··· Record excerpts ···

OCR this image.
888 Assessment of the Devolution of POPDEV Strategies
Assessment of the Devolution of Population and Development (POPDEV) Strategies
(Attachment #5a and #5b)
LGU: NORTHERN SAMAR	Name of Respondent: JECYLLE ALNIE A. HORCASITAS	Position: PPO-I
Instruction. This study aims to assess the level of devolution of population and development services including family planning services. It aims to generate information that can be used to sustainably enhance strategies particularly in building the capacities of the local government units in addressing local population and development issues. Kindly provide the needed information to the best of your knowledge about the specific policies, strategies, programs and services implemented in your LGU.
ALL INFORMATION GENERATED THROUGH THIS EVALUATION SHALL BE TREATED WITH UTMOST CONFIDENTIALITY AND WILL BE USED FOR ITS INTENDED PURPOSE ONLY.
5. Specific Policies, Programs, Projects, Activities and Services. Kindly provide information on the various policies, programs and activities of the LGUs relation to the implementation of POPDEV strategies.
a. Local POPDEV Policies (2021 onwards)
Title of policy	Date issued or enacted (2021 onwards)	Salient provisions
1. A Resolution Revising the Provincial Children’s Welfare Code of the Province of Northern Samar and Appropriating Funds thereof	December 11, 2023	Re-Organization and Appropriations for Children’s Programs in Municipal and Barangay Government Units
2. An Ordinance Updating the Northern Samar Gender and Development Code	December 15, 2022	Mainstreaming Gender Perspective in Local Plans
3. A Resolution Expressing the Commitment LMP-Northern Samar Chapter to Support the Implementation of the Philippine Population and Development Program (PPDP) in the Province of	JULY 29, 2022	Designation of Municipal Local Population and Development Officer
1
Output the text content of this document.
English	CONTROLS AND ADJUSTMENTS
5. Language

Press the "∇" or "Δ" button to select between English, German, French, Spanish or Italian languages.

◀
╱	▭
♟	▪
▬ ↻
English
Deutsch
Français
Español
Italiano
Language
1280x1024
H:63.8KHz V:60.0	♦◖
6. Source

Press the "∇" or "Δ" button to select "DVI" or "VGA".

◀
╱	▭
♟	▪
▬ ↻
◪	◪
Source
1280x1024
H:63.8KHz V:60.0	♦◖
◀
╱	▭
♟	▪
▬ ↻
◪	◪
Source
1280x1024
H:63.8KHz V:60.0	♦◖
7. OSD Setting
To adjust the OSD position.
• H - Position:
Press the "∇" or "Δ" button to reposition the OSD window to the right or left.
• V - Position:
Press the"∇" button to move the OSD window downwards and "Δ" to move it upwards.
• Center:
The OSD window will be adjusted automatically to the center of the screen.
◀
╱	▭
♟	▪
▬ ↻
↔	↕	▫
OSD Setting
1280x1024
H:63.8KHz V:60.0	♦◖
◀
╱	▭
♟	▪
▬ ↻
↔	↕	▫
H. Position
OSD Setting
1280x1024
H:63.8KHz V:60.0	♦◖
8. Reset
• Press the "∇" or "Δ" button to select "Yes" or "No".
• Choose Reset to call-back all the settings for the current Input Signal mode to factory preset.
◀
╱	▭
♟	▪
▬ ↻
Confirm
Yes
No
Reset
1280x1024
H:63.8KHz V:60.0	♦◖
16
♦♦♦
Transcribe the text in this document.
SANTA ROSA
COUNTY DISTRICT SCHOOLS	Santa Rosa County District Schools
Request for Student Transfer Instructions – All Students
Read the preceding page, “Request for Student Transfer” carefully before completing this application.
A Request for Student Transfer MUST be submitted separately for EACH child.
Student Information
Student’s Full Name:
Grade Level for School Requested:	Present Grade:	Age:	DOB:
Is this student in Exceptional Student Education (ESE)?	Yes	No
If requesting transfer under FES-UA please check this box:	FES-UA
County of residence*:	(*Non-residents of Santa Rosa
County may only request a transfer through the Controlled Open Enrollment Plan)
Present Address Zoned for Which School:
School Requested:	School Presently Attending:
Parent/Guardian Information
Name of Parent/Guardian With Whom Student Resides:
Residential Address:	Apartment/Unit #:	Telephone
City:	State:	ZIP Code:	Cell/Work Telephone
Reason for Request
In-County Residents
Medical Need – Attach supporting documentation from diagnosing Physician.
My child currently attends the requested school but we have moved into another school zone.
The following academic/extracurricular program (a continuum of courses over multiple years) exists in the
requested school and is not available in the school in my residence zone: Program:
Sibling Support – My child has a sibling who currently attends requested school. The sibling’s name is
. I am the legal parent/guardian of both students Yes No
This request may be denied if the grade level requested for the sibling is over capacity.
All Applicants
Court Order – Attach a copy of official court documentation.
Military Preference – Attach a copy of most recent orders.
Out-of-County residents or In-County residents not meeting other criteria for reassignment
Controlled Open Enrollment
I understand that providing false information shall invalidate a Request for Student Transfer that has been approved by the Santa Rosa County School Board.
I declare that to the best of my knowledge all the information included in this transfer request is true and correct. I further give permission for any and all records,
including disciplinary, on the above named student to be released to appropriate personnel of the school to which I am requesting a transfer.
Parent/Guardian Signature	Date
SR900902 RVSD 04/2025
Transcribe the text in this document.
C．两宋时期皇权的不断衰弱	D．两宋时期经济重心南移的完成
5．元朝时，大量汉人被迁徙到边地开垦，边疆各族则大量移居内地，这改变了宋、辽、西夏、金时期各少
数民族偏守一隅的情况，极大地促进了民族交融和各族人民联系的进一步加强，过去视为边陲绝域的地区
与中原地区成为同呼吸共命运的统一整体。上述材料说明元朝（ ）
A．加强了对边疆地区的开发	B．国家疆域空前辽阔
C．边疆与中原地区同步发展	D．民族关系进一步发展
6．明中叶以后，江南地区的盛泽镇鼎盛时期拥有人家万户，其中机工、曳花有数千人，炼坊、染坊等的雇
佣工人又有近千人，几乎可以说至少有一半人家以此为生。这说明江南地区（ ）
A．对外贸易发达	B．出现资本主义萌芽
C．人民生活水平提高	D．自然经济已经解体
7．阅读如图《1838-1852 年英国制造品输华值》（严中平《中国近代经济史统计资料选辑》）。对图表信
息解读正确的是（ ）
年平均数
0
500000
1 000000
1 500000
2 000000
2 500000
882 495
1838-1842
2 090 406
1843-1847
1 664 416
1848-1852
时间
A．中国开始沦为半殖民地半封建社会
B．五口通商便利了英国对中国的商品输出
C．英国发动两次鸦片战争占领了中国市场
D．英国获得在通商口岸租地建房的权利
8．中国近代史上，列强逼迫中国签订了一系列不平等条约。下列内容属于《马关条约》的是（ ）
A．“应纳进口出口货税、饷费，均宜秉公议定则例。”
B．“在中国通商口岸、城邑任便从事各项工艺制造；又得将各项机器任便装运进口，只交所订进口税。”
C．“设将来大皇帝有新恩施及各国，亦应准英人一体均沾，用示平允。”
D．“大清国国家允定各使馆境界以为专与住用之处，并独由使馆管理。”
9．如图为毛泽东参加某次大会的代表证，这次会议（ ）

···

### The problem
All of the records must be repeated exactly.

### Finished answer
OCR this image.
888 Assessment of the Devolution of POPDEV Strategies
Assessment of the Devolution of Population and Development (POPDEV) Strategies
(Attachment #5a and #5b)
LGU: NORTHERN SAMAR	Name of Respondent: JECYLLE ALNIE A. HORCASITAS	Position: PPO-I
Instruction. This study aims to assess the level of devolution of population and development services including family planning services. It aims to generate information that can be used to sustainably enhance strategies particularly in building the capacities of the local government units in addressing local population and development issues. Kindly provide the needed information to the best of your knowledge about the specific policies, strategies, programs and services implemented in your LGU.
ALL INFORMATION GENERATED THROUGH THIS EVALUATION SHALL BE TREATED WITH UTMOST CONFIDENTIALITY AND WILL BE USED FOR ITS INTENDED PURPOSE ONLY.
5. Specific Policies, Programs, Projects, Activities and Services. Kindly provide information on the various policies, programs and activities of the LGUs relation to the implementation of POPDEV strategies.
a. Local POPDEV Policies (2021 onwards)
Title of policy	Date issued or enacted (2021 onwards)	Salient provisions
1. A Resolution Revising the Provincial Children’s Welfare Code of the Province of Northern Samar and Appropriating Funds thereof	December 11, 2023	Re-Organization and Appropriations for Children’s Programs in Municipal and Barangay Government Units
2. An Ordinance Updating the Northern Samar Gender and Development Code	December 15, 2022	Mainstreaming Gender Perspective in Local Plans
3. A Resolution Expressing the Commitment LMP-Northern Samar Chapter to Support the Implementation of the Philippine Population and Development Program (PPDP) in the Province of	JULY 29, 2022	Designation of Municipal Local Population and Development Officer
1
Output the text content of this document.
English	CONTROLS AND ADJUSTMENTS
5. Language

Press the "∇" or "Δ" button to select between English, German, French, Spanish or Italian languages.

◀
╱	▭
♟	▪
▬ ↻
English
Deutsch
Français
Español
Italiano
Language
1280x1024
H:63.8KHz V:60.0	♦◖
6. Source

Press the "∇" or "Δ" button to select "DVI" or "VGA".

◀
╱	▭
♟	▪
▬ ↻
◪	◪
Source
1280x1024
H:63.8KHz V:60.0	♦◖
◀
╱	▭
♟	▪
▬ ↻
◪	◪
Source
1280x1024
H:63.8KHz V:60.0	♦◖
7. OSD Setting
To adjust the OSD position.
• H - Position:
Press the "∇" or "Δ" button to reposition the OSD window to the right or left.
• V - Position:
Press the"∇" button to move the OSD window downwards and "Δ" to move it upwards.
• Center:
The OSD window will be adjusted automatically to the center of the screen.
◀
╱	▭
♟	▪
▬ ↻
↔	↕	▫
OSD Setting
1280x1024
H:63.8KHz V:60.0	♦◖
◀
╱	▭
♟	▪
▬ ↻
↔	↕	▫
H. Position
OSD Setting
1280x1024
H:63.8KHz V:60.0	♦◖
8. Reset
• Press the "∇" or "Δ" button to select "Yes" or "No".
• Choose Reset to call-back all the settings for the current Input Signal mode to factory preset.
◀
╱	▭
♟	▪
▬ ↻
Confirm
Yes
No
Reset
1280x1024
H:63.8KHz V:60.0	♦◖
16
♦♦♦
Transcribe the text in this document.
SANTA ROSA
COUNTY DISTRICT SCHOOLS	Santa Rosa County District Schools
Request for Student Transfer Instructions – All Students
Read the preceding page, “Request for Student Transfer” carefully before completing this application.
A Request for Student Transfer MUST be submitted separately for EACH child.
Student Information
Student’s Full Name:
Grade Level for School Requested:	Present Grade:	Age:	DOB:
Is this student in Exceptional Student Education (ESE)?	Yes	No
If requesting transfer under FES-UA please check this box:	FES-UA
County of residence*:	(*Non-residents of Santa Rosa
County may only request a transfer through the Controlled Open Enrollment Plan)
Present Address Zoned for Which School:
School Requested:	School Presently Attending:
Parent/Guardian Information
Name of Parent/Guardian With Whom Student Resides:
Residential Address:	Apartment/Unit #:	Telephone
City:	State:	ZIP Code:	Cell/Work Telephone
Reason for Request
In-County Residents
Medical Need – Attach supporting documentation from diagnosing Physician.
My child currently attends the requested school but we have moved into another school zone.
The following academic/extracurricular program (a continuum of courses over multiple years) exists in the
requested school and is not available in the school in my residence zone: Program:
Sibling Support – My child has a sibling who currently attends requested school. The sibling’s name is
. I am the legal parent/guardian of both students Yes No
This request may be denied if the grade level requested for the sibling is over capacity.
All Applicants
Court Order – Attach a copy of official court documentation.
Military Preference – Attach a copy of most recent orders.
Out-of-County residents or In-County residents not meeting other criteria for reassignment
Controlled Open Enrollment
I understand that providing false information shall invalidate a Request for Student Transfer that has been approved by the Santa Rosa County School Board.
I declare that to the best of my knowledge all the information included in this transfer request is true and correct. I further give permission for any and all records,
including disciplinary, on the above named student to be released to appropriate personnel of the school to which I am requesting a transfer.
Parent/Guardian Signature	Date
SR900902 RVSD 04/2025
Transcribe the text in this document.
C．两宋时期皇权的不断衰弱	D．两宋时期经济重心南移的完成
5．元朝时，大量汉人被迁徙到边地开垦，边疆各族则大量移居内地，这改变了宋、辽、西夏、金时期各少
数民族偏守一隅的情况，极大地促进了民族交融和各族人民联系的进一步加强，过去视为边陲绝域的地区
与中原地区成为同呼吸共命运的统一整体。上述材料说明元朝（ ）
A．加强了对边疆地区的开发	B．国家疆域空前辽阔
C．边疆与中原地区同步发展	D．民族关系进一步发展
6．明中叶以后，江南地区的盛泽镇鼎盛时期拥有人家万户，其中机工、曳花有数千人，炼坊、染坊等的雇
佣工人又有近千人，几乎可以说至少有一半人家以此为生。这说明江南地区（ ）
A．对外贸易发达	B．出现资本主义萌芽
C．人民生活水平提高	D．自然经济已经解体
7．阅读如图《1838-1852 年英国制造品输华值》（严中平《中国近代经济史统计资料选辑》）。对图表信
息解读正确的是（ ）
年平均数
0
500000
1 000000
1 500000
2 000000
2 500000
882 495
1838-1842
2 090 406
1843-1847
1 664 416
1848-1852
时间
A．中国开始沦为半殖民地半封建社会
B．五口通商便利了英国对中国的商品输出
C．英国发动两次鸦片战争占领了中国市场
D．英国获得在通商口岸租地建房的权利
8．中国近代史上，列强逼迫中国签订了一系列不平等条约。下列内容属于《马关条约》的是（ ）
A．“应纳进口出口货税、饷费，均宜秉公议定则例。”
B．“在中国通商口岸、城邑任便从事各项工艺制造；又得将各项机器任便装运进口，只交所订进口税。”
C．“设将来大皇帝有新恩施及各国，亦应准英人一体均沾，用示平允。”
D．“大清国国家允定各使馆境界以为专与住用之处，并独由使馆管理。”
9．如图为毛泽东参加某次大会的代表证，这次会议（ ）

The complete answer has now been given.